* _GOAL OF THE EXERCISE_
Where a line contains the word "responsable", copy that line.

* _INPUT RECORDS_
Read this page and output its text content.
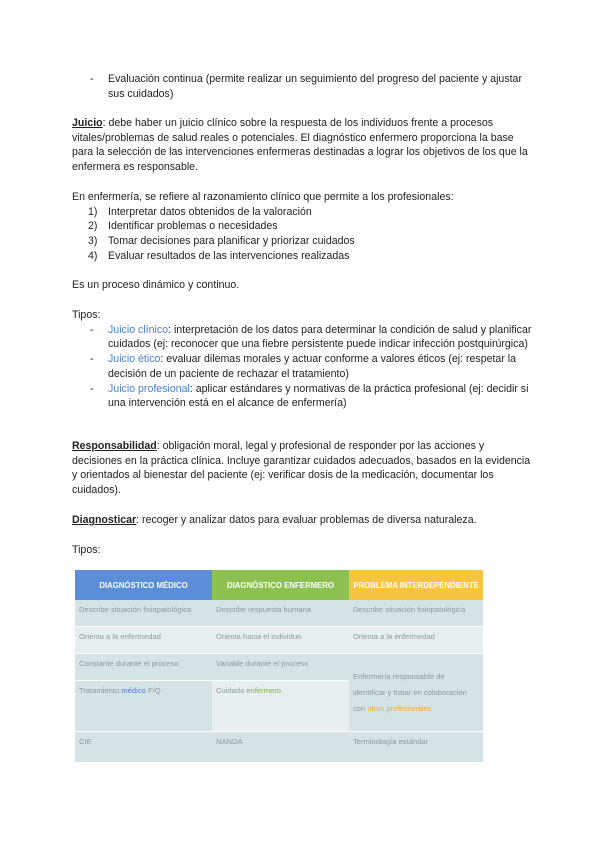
- Evaluación continua (permite realizar un seguimiento del progreso del paciente y ajustar sus cuidados)

Juicio: debe haber un juicio clínico sobre la respuesta de los individuos frente a procesos vitales/problemas de salud reales o potenciales. El diagnóstico enfermero proporciona la base para la selección de las intervenciones enfermeras destinadas a lograr los objetivos de los que la enfermera es responsable.

En enfermería, se refiere al razonamiento clínico que permite a los profesionales:

1) Interpretar datos obtenidos de la valoración
2) Identificar problemas o necesidades
3) Tomar decisiones para planificar y priorizar cuidados
4) Evaluar resultados de las intervenciones realizadas
Es un proceso dinámico y continuo.

Tipos:

- Juicio clínico: interpretación de los datos para determinar la condición de salud y planificar cuidados (ej: reconocer que una fiebre persistente puede indicar infección postquirúrgica)
- Juicio ético: evaluar dilemas morales y actuar conforme a valores éticos (ej: respetar la decisión de un paciente de rechazar el tratamiento)
- Juicio profesional: aplicar estándares y normativas de la práctica profesional (ej: decidir si una intervención está en el alcance de enfermería)

Responsabilidad: obligación moral, legal y profesional de responder por las acciones y decisiones en la práctica clínica. Incluye garantizar cuidados adecuados, basados en la evidencia y orientados al bienestar del paciente (ej: verificar dosis de la medicación, documentar los cuidados).

Diagnosticar: recoger y analizar datos para evaluar problemas de diversa naturaleza.

Tipos:
DIAGNÓSTICO MÉDICO	DIAGNÓSTICO ENFERMERO	PROBLEMA INTERDEPENDIENTE
Describe situación fisiopatológica	Describe respuesta humana	Describe situación fisiopatológica
Orienta a la enfermedad	Orienta hacia el individuo	Orienta a la enfermedad
Constante durante el proceso	Variable durante el proceso	Enfermería responsable de identificar y tratar en colaboración con otros profesionales
Tratamiento médico F/Q	Cuidado enfermero	
CIE	NANDA	Terminología estándar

* _RESULT_
Juicio: debe haber un juicio clínico sobre la respuesta de los individuos frente a procesos vitales/problemas de salud reales o potenciales. El diagnóstico enfermero proporciona la base para la selección de las intervenciones enfermeras destinadas a lograr los objetivos de los que la enfermera es responsable.
Constante durante el proceso	Variable durante el proceso	Enfermería responsable de identificar y tratar en colaboración con otros profesionales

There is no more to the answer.